■ Text excerpt
▼

United States, Department of Labor, Washington, D.C. (Respondent) and American Federation of Government Employees, Local 12 (Charging Party)
[ v61 p603 ]
61 FLRA No. 116
DEPARTMENT OF LABOR
OF GOVERNMENT EMPLOYEES
DECISION AND ORDER
May 25, 2006
Before the Authority: Dale Cabaniss, Chairman and
Carol Waller Pope, Member [n1]
I. Statement of the Case
This case is before the Authority on exceptions to the attached decision of the Administrative Law Judge (the Judge) filed by the Respondent (Agency). The General Counsel (GC) and the Charging Party (Union) filed oppositions to the Agency's exceptions.
The complaint alleges that the Agency violated § 7116(a)(1) and (8) of the Federal Service Labor-Management Relations Statute (the Statute) by failing to comply with a final and binding arbitration award. The Judge found that the Agency violated the Statute as alleged, and he granted a status quo ante remedy and directed that the Agency post a notice signed by the Secretary of Labor (the Secretary).
Upon consideration of the Judge's decision and the entire record, we adopt the Judge's findings and conclusions that the Respondent violated § 7116(a)(1) and (8) of the Statute. However, we set aside the Judge's determination that a status quo ante remedy is warranted. We adopt the remainder of the Judge's recommended Order.
II. Background and Judge's Decision
The Agency unilaterally implemented an automated timekeeping system that required employees on a flexible work schedule to fill out their time sheets through computer software rather than manually. A grievance was filed and was submitted to arbitration, where the arbitrator found that the Agency's actions violated Article 4, Section 3 of the parties' collective bargaining agreement. [n2] As a remedy, the arbitrator directed the Agency to restore the previously-used manual timekeeping system, but stated that "[n]othing shall preclude the Parties from mutually agreeing to . . . resolve the situation on terms different than this Award." Jt. Ex. 1 at 18 (Arbitration Award). The Agency filed exceptions to the award with the Authority, which were subsequently denied. See DOL, Wash., D.C., 59 FLRA 131 (2003) (Chairman Cabaniss concurring).

▲

■ Data records
▼

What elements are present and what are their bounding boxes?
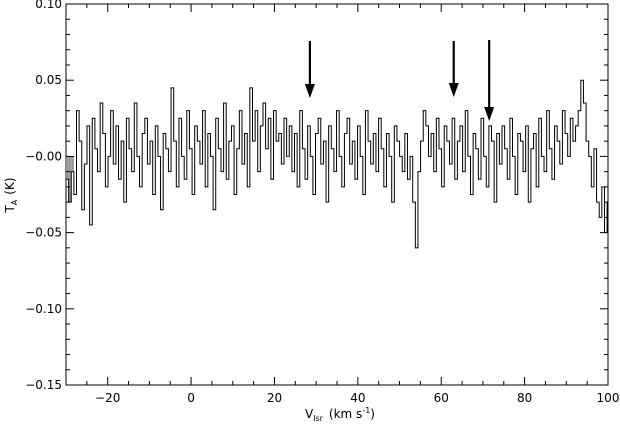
y-tick-label: −0.05: [25, 226, 62, 240]
y-tick-label: 0.05: [35, 73, 62, 87]
feature-arrow: [484, 40, 495, 121]
gray-fill-bar: [66, 156, 69, 180]
x-tick-label: 80: [517, 391, 532, 405]
x-tick-label: 40: [350, 391, 365, 405]
gray-fill-bar: [68, 156, 72, 203]
x-tick-label: −20: [95, 391, 120, 405]
x-tick-label: 100: [597, 391, 620, 405]
y-tick-label: −0.15: [25, 378, 62, 392]
plot-border: [65, 3, 609, 386]
gray-fill-bar: [71, 156, 74, 172]
x-tick-label: 20: [267, 391, 282, 405]
gray-fill-region: [66, 156, 74, 203]
y-tick-label: −0.10: [25, 302, 62, 316]
feature-arrow: [304, 41, 315, 98]
feature-arrow: [448, 41, 459, 97]
y-tick-label: 0.10: [35, 0, 62, 11]
y-axis-title: TA(K): [3, 177, 19, 213]
plot-frame: [65, 3, 609, 386]
x-tick-label: 0: [187, 391, 195, 405]
y-tick-label: −0.00: [25, 149, 62, 163]
x-axis-title: Vlsr (km s-1): [305, 406, 375, 423]
feature-arrows: [304, 40, 495, 121]
spectrum-series-line: [66, 79, 608, 249]
x-tick-label: 60: [434, 391, 449, 405]
y-axis: −0.15 −0.10 −0.05 −0.00 0.05 0.10: [25, 0, 608, 392]
x-axis: −20 0 20 40 60 80 100: [65, 4, 620, 405]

▲

■ The problem
Which passage of the labor relations decision runs between "[ v61 p603 ]" and "the Agency's exceptions.", inclusive? Quote it word for word.

■ The answer
[ v61 p603 ]
61 FLRA No. 116
DEPARTMENT OF LABOR
OF GOVERNMENT EMPLOYEES
DECISION AND ORDER
May 25, 2006
Before the Authority: Dale Cabaniss, Chairman and
Carol Waller Pope, Member [n1]
I. Statement of the Case
This case is before the Authority on exceptions to the attached decision of the Administrative Law Judge (the Judge) filed by the Respondent (Agency). The General Counsel (GC) and the Charging Party (Union) filed oppositions to the Agency's exceptions.